WHAT IS BEING ASKED — Collect all lines from the records below that include the word "this".

[Records excerpted from a collection]

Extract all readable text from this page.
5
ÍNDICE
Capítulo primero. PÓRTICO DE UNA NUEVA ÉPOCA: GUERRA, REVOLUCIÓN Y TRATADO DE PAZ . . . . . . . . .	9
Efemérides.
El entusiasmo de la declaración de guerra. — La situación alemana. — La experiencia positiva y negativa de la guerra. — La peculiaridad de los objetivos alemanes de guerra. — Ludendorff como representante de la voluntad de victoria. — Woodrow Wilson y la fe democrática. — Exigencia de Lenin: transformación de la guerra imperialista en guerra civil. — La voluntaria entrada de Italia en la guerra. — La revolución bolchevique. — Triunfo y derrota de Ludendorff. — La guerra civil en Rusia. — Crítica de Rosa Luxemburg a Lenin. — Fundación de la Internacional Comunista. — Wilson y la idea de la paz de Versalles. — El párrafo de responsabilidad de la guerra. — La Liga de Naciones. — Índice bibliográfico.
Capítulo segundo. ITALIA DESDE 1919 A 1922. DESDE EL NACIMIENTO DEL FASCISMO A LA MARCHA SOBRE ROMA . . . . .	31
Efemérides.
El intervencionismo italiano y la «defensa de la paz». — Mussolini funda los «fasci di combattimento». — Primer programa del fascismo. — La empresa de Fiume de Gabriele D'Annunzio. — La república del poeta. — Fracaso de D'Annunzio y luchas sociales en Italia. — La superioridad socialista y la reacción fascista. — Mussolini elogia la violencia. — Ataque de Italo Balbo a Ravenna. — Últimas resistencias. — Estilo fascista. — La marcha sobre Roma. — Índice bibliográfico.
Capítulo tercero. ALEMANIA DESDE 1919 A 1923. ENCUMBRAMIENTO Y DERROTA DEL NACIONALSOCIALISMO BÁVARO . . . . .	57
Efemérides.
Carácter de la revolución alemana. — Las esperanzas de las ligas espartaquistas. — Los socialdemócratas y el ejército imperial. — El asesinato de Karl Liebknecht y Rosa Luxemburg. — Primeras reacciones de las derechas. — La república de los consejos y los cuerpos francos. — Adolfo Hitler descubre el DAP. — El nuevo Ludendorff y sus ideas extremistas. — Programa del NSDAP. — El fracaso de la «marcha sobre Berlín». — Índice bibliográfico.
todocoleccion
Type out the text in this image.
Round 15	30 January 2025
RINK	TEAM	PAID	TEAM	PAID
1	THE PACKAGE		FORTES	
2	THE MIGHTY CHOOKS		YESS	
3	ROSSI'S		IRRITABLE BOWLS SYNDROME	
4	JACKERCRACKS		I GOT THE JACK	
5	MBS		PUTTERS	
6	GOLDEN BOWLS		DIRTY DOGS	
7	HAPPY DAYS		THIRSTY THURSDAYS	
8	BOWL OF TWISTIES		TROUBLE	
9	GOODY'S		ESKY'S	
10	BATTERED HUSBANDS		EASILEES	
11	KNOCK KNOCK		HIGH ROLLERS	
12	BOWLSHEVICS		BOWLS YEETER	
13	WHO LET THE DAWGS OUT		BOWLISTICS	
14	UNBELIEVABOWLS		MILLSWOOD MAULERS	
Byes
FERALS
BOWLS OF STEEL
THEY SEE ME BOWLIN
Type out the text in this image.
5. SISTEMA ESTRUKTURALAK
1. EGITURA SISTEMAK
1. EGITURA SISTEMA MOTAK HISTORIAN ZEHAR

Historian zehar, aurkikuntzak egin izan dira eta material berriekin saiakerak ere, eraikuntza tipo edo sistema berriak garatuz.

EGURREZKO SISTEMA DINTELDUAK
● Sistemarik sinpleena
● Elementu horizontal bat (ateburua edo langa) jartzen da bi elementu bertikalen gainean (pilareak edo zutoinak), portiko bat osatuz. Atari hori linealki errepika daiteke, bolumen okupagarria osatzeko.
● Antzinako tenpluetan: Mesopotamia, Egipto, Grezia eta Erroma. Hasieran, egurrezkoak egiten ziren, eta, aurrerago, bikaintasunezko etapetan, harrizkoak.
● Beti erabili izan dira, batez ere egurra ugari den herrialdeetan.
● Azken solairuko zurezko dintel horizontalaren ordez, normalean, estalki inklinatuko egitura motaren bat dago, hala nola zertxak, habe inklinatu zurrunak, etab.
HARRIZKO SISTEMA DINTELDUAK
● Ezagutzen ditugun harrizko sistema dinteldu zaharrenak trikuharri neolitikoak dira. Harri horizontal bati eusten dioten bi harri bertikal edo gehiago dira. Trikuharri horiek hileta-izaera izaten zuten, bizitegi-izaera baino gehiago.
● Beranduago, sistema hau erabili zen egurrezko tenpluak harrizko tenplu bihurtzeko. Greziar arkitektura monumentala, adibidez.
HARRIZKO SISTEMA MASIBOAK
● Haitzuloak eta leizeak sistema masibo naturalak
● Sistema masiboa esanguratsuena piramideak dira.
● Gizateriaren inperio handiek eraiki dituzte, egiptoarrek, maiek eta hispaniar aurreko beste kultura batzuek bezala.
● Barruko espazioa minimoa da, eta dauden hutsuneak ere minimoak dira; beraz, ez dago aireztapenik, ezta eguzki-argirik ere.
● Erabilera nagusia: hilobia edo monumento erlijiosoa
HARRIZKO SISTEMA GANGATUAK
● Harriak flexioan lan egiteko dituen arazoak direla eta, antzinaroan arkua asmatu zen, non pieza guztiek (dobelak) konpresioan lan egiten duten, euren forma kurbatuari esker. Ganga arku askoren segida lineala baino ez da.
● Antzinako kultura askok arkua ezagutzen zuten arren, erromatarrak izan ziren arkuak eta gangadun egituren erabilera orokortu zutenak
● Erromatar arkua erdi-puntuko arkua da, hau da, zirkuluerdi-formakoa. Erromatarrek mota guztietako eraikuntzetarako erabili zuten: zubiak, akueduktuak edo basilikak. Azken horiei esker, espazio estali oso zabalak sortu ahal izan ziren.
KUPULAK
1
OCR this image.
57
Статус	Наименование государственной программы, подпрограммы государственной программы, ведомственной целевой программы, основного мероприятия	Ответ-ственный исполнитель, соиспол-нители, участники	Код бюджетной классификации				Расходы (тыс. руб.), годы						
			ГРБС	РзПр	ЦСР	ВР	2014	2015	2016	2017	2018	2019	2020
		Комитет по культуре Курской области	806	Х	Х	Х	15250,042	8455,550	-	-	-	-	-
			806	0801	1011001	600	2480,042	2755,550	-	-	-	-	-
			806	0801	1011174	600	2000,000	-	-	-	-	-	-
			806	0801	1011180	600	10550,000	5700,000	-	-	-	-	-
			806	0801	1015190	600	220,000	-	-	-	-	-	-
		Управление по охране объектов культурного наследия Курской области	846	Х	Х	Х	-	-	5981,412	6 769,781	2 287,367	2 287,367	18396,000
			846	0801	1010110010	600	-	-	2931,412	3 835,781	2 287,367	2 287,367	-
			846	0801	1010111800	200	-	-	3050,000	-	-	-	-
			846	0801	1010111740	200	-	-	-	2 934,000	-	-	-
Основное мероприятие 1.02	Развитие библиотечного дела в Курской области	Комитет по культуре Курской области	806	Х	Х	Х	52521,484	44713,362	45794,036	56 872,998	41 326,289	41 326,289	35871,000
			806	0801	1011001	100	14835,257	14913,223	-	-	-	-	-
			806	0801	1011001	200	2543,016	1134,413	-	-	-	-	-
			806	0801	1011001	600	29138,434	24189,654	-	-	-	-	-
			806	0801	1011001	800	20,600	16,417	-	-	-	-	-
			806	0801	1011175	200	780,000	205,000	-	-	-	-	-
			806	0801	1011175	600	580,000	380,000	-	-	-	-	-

RIGHT ANSWER —
Extract all readable text from this page.
Type out the text in this image.
Type out the text in this image.
OCR this image.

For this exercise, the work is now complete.